- [Text for analysis]:
########################################

[Haskell-cafe] Re: a regressive view of support for imperative programming in Haskell

apfelmus apfelmus at quantentunnel.de
Mon Aug 13 10:35:12 EDT 2007


Benjamin Franksen wrote:
> As has been already mentioned in this thread, in
> http://www.soi.city.ac.uk/~ross/papers/Applicative.html Conor McBride and
> Ross Paterson invent/explain a new type class that is now part of the base
> package (Control.Applicative). They also use/propose syntactic sugar for
> it, i.e.
> 
> pure f <*> u1 <*> ... <*> un
> 
> ~~> (| f u1 ... un |)
> 
> (I just made up the symbols '(|' and '|)', the concrete syntax would have to
> be fixed by people more knowledgeable than me.)

The problem with [| and |] lifted to monads that this only works for
fully applied arguments, i.e. that

   handle :: IO Handle
   string :: IO String

   [| hPutStr handle string |] :: IO ()

works but

    [| hPutStr handle |]
   = join (return hPutStr `ap` handle)
  ^= join ((f :: m (a -> b -> m c)) `ap` (x :: m a))
   = join ( y :: m (b -> m c))

is a type error.

I think this is also what makes the (<- action) proposal so non-local
and what is the source of this whole discussion. The core problem is:

   Functions like  a -> b -> m c  can't be partially applied to
   monadic actions like  m a  without specifying the number of
   arguments in advance. In other words, such functions aren't
   curried correctly.

Clearly, LiftMn specifies the number of arguments. But _both_ the (<-) 
proposal and idiom brackets specify the number of arguments too! Namely 
by requiring that all arguments are fully applied. So, neither one is 
capable of partially applying the first argument without saturating the 
call, you can only write

   handle :: IO Handle

     -- define putStr in terms of the above hPutStr
   putStr :: String -> IO ()
   putStr = \x -> [| hPutStr handle (return x) |]
   putStr = \x -> do { hPutStr (<- handle) x }


One way to get currying for monads is to work with functions

   m a -> m b -> m c

However, this type is larger than  a -> b -> m c  , i.e. the function

   from :: Monad m => (a -> b -> m c) -> (m a -> m b -> m c)

########################################

- [Data section]:
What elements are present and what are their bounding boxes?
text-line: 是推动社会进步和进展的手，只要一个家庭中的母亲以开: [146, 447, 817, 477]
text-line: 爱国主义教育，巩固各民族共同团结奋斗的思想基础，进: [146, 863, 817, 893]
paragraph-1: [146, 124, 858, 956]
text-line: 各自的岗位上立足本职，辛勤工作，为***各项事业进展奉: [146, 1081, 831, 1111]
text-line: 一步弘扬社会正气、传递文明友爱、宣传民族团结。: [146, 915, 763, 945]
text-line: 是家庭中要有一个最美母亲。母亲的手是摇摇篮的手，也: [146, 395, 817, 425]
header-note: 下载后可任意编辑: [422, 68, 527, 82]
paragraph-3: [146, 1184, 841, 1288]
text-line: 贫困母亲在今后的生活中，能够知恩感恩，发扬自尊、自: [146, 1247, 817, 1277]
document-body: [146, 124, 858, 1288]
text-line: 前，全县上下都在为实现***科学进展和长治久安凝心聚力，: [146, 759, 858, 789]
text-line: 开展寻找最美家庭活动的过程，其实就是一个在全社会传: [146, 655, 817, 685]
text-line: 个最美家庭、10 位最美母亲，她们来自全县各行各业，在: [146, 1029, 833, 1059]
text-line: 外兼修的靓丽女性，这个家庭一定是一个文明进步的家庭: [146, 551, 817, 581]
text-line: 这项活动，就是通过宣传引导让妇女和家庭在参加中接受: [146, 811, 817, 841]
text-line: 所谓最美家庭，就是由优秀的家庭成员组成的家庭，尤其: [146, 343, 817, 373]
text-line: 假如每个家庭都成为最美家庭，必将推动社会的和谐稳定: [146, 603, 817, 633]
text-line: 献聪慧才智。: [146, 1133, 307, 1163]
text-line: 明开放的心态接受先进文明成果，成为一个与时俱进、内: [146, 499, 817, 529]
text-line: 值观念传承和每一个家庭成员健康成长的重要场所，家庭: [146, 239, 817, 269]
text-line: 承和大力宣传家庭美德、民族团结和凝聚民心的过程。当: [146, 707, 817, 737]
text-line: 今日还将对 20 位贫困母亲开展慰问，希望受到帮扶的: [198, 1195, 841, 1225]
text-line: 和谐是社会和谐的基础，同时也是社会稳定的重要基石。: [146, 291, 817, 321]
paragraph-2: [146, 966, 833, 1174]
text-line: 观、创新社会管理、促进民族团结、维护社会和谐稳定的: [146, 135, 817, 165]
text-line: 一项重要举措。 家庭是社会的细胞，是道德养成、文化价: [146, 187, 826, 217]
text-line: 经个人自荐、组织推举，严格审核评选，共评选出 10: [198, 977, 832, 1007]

########################################

- [To do]:
According to the Haskell-cafe message, which module of the base package now contains the new type class that Conor McBride and Ross Paterson introduced?

- [Response area]:
Control.Applicative